* GIVEN ENTRIES

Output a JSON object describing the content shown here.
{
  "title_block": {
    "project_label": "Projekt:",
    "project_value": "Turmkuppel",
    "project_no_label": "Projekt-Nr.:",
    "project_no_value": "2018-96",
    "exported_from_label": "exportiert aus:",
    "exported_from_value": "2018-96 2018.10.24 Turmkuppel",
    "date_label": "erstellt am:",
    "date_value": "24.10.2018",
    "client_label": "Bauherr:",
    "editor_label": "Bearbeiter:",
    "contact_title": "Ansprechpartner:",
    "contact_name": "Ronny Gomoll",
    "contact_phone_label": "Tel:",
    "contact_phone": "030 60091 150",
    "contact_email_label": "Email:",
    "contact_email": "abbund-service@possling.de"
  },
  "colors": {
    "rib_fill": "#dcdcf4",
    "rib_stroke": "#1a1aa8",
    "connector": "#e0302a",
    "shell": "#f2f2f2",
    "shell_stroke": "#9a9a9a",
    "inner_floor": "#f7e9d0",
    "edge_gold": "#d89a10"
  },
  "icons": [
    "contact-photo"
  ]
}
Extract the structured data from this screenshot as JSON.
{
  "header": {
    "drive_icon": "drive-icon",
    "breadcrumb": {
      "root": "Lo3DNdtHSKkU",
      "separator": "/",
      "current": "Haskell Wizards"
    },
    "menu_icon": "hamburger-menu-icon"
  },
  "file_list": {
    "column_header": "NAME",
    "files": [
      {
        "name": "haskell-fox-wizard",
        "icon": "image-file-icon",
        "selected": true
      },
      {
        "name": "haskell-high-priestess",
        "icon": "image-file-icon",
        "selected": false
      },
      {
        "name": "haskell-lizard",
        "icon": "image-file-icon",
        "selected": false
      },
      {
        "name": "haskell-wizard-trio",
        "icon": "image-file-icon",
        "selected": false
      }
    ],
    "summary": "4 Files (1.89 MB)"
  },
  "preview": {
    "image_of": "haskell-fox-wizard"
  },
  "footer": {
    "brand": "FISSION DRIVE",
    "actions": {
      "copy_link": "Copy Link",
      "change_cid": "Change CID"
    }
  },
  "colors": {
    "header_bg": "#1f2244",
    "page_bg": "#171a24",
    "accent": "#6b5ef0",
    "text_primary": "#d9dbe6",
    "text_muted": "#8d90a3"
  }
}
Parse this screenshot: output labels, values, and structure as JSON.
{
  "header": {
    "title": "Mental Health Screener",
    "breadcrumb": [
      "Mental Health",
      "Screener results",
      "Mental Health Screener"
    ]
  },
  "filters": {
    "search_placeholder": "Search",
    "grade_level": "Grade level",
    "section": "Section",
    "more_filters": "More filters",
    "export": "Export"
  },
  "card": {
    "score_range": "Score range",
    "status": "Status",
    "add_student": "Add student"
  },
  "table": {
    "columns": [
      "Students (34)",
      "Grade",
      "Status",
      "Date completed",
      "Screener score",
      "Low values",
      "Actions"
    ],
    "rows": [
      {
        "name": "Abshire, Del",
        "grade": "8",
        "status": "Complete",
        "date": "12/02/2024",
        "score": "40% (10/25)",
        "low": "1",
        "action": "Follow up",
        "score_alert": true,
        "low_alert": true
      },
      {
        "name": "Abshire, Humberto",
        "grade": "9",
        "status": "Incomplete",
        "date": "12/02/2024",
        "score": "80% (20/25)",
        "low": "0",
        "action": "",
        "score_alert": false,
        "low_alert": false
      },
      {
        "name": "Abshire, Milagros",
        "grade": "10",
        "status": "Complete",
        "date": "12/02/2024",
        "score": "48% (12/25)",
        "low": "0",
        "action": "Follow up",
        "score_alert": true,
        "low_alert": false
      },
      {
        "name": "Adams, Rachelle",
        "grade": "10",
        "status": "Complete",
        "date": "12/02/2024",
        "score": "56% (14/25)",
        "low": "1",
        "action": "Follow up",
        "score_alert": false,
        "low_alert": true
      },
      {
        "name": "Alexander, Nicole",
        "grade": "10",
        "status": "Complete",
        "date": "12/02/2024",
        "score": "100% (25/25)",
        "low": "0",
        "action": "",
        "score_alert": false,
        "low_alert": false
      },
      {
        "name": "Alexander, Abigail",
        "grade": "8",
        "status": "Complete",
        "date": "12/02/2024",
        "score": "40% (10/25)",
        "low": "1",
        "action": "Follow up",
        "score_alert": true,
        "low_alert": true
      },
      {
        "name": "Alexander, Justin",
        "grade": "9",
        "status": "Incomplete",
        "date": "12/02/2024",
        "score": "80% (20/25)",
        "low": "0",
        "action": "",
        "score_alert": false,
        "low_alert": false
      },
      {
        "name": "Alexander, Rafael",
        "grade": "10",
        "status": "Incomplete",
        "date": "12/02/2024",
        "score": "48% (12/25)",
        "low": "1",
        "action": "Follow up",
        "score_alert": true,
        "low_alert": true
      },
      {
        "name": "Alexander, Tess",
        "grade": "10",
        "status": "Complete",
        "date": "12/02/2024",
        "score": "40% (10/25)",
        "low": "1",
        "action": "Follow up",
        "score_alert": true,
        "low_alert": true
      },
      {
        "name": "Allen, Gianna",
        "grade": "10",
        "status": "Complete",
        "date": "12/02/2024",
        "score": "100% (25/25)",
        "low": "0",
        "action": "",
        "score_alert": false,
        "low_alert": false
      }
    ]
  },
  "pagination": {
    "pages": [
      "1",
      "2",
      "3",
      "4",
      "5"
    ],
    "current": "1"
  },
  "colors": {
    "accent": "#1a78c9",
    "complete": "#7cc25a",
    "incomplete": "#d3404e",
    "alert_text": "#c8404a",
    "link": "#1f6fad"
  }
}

* WHAT IS EXPECTED
Please reproduce the entire listing, exactly as shown.

* FULL SOLUTION
Output a JSON object describing the content shown here.
{
  "title_block": {
    "project_label": "Projekt:",
    "project_value": "Turmkuppel",
    "project_no_label": "Projekt-Nr.:",
    "project_no_value": "2018-96",
    "exported_from_label": "exportiert aus:",
    "exported_from_value": "2018-96 2018.10.24 Turmkuppel",
    "date_label": "erstellt am:",
    "date_value": "24.10.2018",
    "client_label": "Bauherr:",
    "editor_label": "Bearbeiter:",
    "contact_title": "Ansprechpartner:",
    "contact_name": "Ronny Gomoll",
    "contact_phone_label": "Tel:",
    "contact_phone": "030 60091 150",
    "contact_email_label": "Email:",
    "contact_email": "abbund-service@possling.de"
  },
  "colors": {
    "rib_fill": "#dcdcf4",
    "rib_stroke": "#1a1aa8",
    "connector": "#e0302a",
    "shell": "#f2f2f2",
    "shell_stroke": "#9a9a9a",
    "inner_floor": "#f7e9d0",
    "edge_gold": "#d89a10"
  },
  "icons": [
    "contact-photo"
  ]
}
Extract the structured data from this screenshot as JSON.
{
  "header": {
    "drive_icon": "drive-icon",
    "breadcrumb": {
      "root": "Lo3DNdtHSKkU",
      "separator": "/",
      "current": "Haskell Wizards"
    },
    "menu_icon": "hamburger-menu-icon"
  },
  "file_list": {
    "column_header": "NAME",
    "files": [
      {
        "name": "haskell-fox-wizard",
        "icon": "image-file-icon",
        "selected": true
      },
      {
        "name": "haskell-high-priestess",
        "icon": "image-file-icon",
        "selected": false
      },
      {
        "name": "haskell-lizard",
        "icon": "image-file-icon",
        "selected": false
      },
      {
        "name": "haskell-wizard-trio",
        "icon": "image-file-icon",
        "selected": false
      }
    ],
    "summary": "4 Files (1.89 MB)"
  },
  "preview": {
    "image_of": "haskell-fox-wizard"
  },
  "footer": {
    "brand": "FISSION DRIVE",
    "actions": {
      "copy_link": "Copy Link",
      "change_cid": "Change CID"
    }
  },
  "colors": {
    "header_bg": "#1f2244",
    "page_bg": "#171a24",
    "accent": "#6b5ef0",
    "text_primary": "#d9dbe6",
    "text_muted": "#8d90a3"
  }
}
Parse this screenshot: output labels, values, and structure as JSON.
{
  "header": {
    "title": "Mental Health Screener",
    "breadcrumb": [
      "Mental Health",
      "Screener results",
      "Mental Health Screener"
    ]
  },
  "filters": {
    "search_placeholder": "Search",
    "grade_level": "Grade level",
    "section": "Section",
    "more_filters": "More filters",
    "export": "Export"
  },
  "card": {
    "score_range": "Score range",
    "status": "Status",
    "add_student": "Add student"
  },
  "table": {
    "columns": [
      "Students (34)",
      "Grade",
      "Status",
      "Date completed",
      "Screener score",
      "Low values",
      "Actions"
    ],
    "rows": [
      {
        "name": "Abshire, Del",
        "grade": "8",
        "status": "Complete",
        "date": "12/02/2024",
        "score": "40% (10/25)",
        "low": "1",
        "action": "Follow up",
        "score_alert": true,
        "low_alert": true
      },
      {
        "name": "Abshire, Humberto",
        "grade": "9",
        "status": "Incomplete",
        "date": "12/02/2024",
        "score": "80% (20/25)",
        "low": "0",
        "action": "",
        "score_alert": false,
        "low_alert": false
      },
      {
        "name": "Abshire, Milagros",
        "grade": "10",
        "status": "Complete",
        "date": "12/02/2024",
        "score": "48% (12/25)",
        "low": "0",
        "action": "Follow up",
        "score_alert": true,
        "low_alert": false
      },
      {
        "name": "Adams, Rachelle",
        "grade": "10",
        "status": "Complete",
        "date": "12/02/2024",
        "score": "56% (14/25)",
        "low": "1",
        "action": "Follow up",
        "score_alert": false,
        "low_alert": true
      },
      {
        "name": "Alexander, Nicole",
        "grade": "10",
        "status": "Complete",
        "date": "12/02/2024",
        "score": "100% (25/25)",
        "low": "0",
        "action": "",
        "score_alert": false,
        "low_alert": false
      },
      {
        "name": "Alexander, Abigail",
        "grade": "8",
        "status": "Complete",
        "date": "12/02/2024",
        "score": "40% (10/25)",
        "low": "1",
        "action": "Follow up",
        "score_alert": true,
        "low_alert": true
      },
      {
        "name": "Alexander, Justin",
        "grade": "9",
        "status": "Incomplete",
        "date": "12/02/2024",
        "score": "80% (20/25)",
        "low": "0",
        "action": "",
        "score_alert": false,
        "low_alert": false
      },
      {
        "name": "Alexander, Rafael",
        "grade": "10",
        "status": "Incomplete",
        "date": "12/02/2024",
        "score": "48% (12/25)",
        "low": "1",
        "action": "Follow up",
        "score_alert": true,
        "low_alert": true
      },
      {
        "name": "Alexander, Tess",
        "grade": "10",
        "status": "Complete",
        "date": "12/02/2024",
        "score": "40% (10/25)",
        "low": "1",
        "action": "Follow up",
        "score_alert": true,
        "low_alert": true
      },
      {
        "name": "Allen, Gianna",
        "grade": "10",
        "status": "Complete",
        "date": "12/02/2024",
        "score": "100% (25/25)",
        "low": "0",
        "action": "",
        "score_alert": false,
        "low_alert": false
      }
    ]
  },
  "pagination": {
    "pages": [
      "1",
      "2",
      "3",
      "4",
      "5"
    ],
    "current": "1"
  },
  "colors": {
    "accent": "#1a78c9",
    "complete": "#7cc25a",
    "incomplete": "#d3404e",
    "alert_text": "#c8404a",
    "link": "#1f6fad"
  }
}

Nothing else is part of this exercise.